DIRECTIVE: Reproduce the records below in full and without edits, omitting images.

Chart and figure data:
------------------------
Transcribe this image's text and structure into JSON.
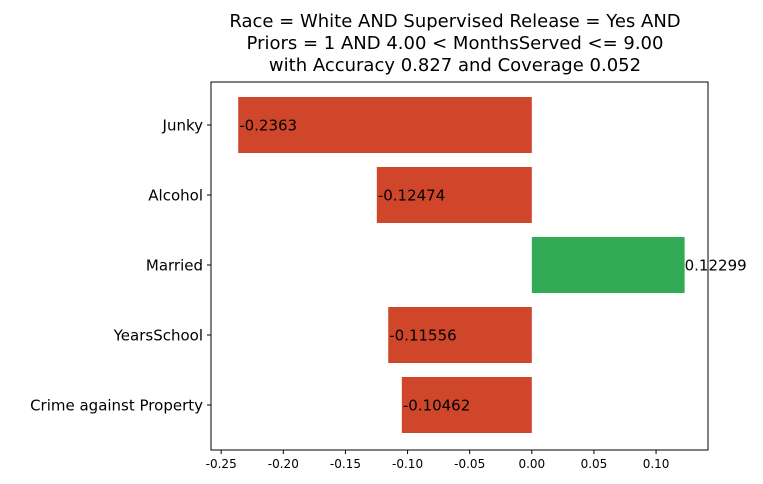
{
  "chart_data": {
    "type": "bar",
    "orientation": "horizontal",
    "title_lines": [
      "Race = White AND Supervised Release = Yes AND",
      "Priors = 1 AND 4.00 < MonthsServed <= 9.00",
      "with Accuracy 0.827 and Coverage 0.052"
    ],
    "categories": [
      "Junky",
      "Alcohol",
      "Married",
      "YearsSchool",
      "Crime against Property"
    ],
    "values": [
      -0.2363,
      -0.12474,
      0.12299,
      -0.11556,
      -0.10462
    ],
    "value_labels": [
      "-0.2363",
      "-0.12474",
      "0.12299",
      "-0.11556",
      "-0.10462"
    ],
    "xlim": [
      -0.2582,
      0.1418
    ],
    "xticks": [
      -0.25,
      -0.2,
      -0.15,
      -0.1,
      -0.05,
      0.0,
      0.05,
      0.1
    ],
    "xtick_labels": [
      "-0.25",
      "-0.20",
      "-0.15",
      "-0.10",
      "-0.05",
      "0.00",
      "0.05",
      "0.10"
    ],
    "xlabel": "",
    "ylabel": "",
    "grid": false,
    "colors": {
      "negative": "#d0462b",
      "positive": "#33aa55"
    }
  }
}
------------------------
OUTPUT FOR THIS TASK:
Transcribe this image's text and structure into JSON.
{
  "chart_data": {
    "type": "bar",
    "orientation": "horizontal",
    "title_lines": [
      "Race = White AND Supervised Release = Yes AND",
      "Priors = 1 AND 4.00 < MonthsServed <= 9.00",
      "with Accuracy 0.827 and Coverage 0.052"
    ],
    "categories": [
      "Junky",
      "Alcohol",
      "Married",
      "YearsSchool",
      "Crime against Property"
    ],
    "values": [
      -0.2363,
      -0.12474,
      0.12299,
      -0.11556,
      -0.10462
    ],
    "value_labels": [
      "-0.2363",
      "-0.12474",
      "0.12299",
      "-0.11556",
      "-0.10462"
    ],
    "xlim": [
      -0.2582,
      0.1418
    ],
    "xticks": [
      -0.25,
      -0.2,
      -0.15,
      -0.1,
      -0.05,
      0.0,
      0.05,
      0.1
    ],
    "xtick_labels": [
      "-0.25",
      "-0.20",
      "-0.15",
      "-0.10",
      "-0.05",
      "0.00",
      "0.05",
      "0.10"
    ],
    "xlabel": "",
    "ylabel": "",
    "grid": false,
    "colors": {
      "negative": "#d0462b",
      "positive": "#33aa55"
    }
  }
}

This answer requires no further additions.